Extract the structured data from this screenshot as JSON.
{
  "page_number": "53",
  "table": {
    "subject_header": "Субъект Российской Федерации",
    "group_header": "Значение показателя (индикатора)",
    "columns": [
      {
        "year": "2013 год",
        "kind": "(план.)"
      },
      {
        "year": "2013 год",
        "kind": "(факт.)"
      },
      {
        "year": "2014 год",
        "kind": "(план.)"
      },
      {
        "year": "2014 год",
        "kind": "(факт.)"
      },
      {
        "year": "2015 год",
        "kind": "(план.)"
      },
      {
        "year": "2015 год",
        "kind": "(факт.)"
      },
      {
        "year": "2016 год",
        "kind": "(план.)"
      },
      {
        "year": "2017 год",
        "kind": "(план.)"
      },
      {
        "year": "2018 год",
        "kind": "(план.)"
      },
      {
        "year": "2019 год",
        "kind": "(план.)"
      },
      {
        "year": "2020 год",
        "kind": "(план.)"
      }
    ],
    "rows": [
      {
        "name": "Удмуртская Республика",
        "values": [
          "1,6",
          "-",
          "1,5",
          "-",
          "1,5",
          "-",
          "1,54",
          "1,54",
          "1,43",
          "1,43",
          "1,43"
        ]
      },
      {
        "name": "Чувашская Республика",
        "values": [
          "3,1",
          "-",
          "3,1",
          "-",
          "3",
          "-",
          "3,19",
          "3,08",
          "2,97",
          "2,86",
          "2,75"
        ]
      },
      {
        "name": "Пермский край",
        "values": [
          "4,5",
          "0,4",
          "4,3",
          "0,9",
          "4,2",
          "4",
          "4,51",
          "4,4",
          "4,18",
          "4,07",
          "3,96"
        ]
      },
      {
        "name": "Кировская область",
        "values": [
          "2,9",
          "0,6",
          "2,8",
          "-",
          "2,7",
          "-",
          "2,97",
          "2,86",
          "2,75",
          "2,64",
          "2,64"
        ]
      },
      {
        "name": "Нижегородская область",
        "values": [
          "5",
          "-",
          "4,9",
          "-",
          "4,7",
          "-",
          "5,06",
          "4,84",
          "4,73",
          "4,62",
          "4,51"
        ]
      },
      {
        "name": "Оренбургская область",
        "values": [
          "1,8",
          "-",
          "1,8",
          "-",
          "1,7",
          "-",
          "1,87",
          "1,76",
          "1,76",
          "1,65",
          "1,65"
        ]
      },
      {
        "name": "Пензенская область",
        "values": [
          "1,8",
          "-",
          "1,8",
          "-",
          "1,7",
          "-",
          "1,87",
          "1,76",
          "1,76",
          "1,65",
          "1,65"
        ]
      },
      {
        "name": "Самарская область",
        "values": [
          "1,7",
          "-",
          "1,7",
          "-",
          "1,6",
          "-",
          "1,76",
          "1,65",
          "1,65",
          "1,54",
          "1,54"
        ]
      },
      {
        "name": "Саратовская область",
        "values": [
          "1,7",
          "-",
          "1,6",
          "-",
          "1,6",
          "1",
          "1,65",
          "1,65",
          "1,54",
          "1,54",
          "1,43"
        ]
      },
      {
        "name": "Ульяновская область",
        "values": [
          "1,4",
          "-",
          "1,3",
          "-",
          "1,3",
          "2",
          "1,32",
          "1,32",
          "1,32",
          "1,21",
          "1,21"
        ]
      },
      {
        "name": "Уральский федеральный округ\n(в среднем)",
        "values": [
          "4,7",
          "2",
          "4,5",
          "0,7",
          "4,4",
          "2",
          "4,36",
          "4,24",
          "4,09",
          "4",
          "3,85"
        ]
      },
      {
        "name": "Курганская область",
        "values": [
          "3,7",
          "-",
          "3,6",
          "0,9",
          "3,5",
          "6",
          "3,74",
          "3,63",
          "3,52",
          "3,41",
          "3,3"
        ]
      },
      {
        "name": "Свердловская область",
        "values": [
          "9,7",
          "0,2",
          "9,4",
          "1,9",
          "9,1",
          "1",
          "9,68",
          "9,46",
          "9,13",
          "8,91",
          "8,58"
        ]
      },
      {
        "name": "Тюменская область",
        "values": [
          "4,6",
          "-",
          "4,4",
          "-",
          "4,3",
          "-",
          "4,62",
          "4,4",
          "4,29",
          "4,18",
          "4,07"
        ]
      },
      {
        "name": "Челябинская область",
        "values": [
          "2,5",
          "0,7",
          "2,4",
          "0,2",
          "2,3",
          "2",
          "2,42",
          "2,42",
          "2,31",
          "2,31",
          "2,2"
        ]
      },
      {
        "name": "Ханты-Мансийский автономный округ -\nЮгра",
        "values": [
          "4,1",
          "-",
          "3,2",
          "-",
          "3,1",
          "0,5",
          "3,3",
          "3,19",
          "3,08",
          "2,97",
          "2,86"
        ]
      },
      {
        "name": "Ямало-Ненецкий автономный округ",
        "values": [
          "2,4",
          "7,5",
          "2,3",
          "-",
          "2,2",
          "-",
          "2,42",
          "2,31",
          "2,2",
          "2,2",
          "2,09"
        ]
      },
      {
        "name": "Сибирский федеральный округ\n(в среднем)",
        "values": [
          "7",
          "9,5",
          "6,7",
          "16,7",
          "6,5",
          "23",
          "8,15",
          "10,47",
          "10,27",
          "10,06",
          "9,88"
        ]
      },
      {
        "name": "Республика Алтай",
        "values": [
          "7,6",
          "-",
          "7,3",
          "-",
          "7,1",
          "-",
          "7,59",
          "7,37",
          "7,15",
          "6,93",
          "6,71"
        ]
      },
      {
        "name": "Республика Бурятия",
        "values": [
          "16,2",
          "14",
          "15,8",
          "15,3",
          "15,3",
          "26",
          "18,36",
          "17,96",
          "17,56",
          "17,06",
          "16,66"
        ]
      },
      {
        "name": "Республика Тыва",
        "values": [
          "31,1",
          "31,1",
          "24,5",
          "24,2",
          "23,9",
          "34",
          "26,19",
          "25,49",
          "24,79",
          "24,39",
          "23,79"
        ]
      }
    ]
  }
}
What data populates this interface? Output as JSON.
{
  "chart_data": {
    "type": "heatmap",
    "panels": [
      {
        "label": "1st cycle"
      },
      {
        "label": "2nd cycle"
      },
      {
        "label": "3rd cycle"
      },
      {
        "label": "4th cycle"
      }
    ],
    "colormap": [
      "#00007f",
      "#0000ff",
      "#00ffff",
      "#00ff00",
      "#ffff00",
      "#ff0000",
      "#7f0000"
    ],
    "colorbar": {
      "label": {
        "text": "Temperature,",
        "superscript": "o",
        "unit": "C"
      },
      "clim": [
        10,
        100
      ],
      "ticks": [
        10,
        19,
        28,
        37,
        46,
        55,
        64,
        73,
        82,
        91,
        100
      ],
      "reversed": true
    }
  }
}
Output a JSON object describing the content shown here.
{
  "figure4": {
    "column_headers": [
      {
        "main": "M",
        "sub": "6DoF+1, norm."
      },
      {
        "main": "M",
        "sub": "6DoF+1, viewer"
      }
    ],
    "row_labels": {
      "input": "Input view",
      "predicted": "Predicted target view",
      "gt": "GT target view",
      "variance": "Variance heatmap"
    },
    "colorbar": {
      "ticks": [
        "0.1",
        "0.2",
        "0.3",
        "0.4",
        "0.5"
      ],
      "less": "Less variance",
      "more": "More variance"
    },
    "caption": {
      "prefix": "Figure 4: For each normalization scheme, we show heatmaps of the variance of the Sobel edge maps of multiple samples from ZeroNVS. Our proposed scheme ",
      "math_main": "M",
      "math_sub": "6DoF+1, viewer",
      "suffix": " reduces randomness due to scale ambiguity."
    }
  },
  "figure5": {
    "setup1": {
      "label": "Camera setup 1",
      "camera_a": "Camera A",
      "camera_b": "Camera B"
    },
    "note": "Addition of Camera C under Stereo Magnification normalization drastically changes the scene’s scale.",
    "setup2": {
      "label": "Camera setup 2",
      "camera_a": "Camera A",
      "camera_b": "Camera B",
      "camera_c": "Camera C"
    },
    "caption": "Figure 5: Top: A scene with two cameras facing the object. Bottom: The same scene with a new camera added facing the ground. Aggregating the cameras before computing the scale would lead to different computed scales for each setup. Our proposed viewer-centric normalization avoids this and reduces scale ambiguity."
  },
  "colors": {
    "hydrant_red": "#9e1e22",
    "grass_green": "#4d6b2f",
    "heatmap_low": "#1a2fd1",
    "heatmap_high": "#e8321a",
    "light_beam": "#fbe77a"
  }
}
═══
- _WHAT IS EXPECTED_: Give only the number of lines in the material above where the string "среднем" appears.

- _CORRECT RESULT_: 2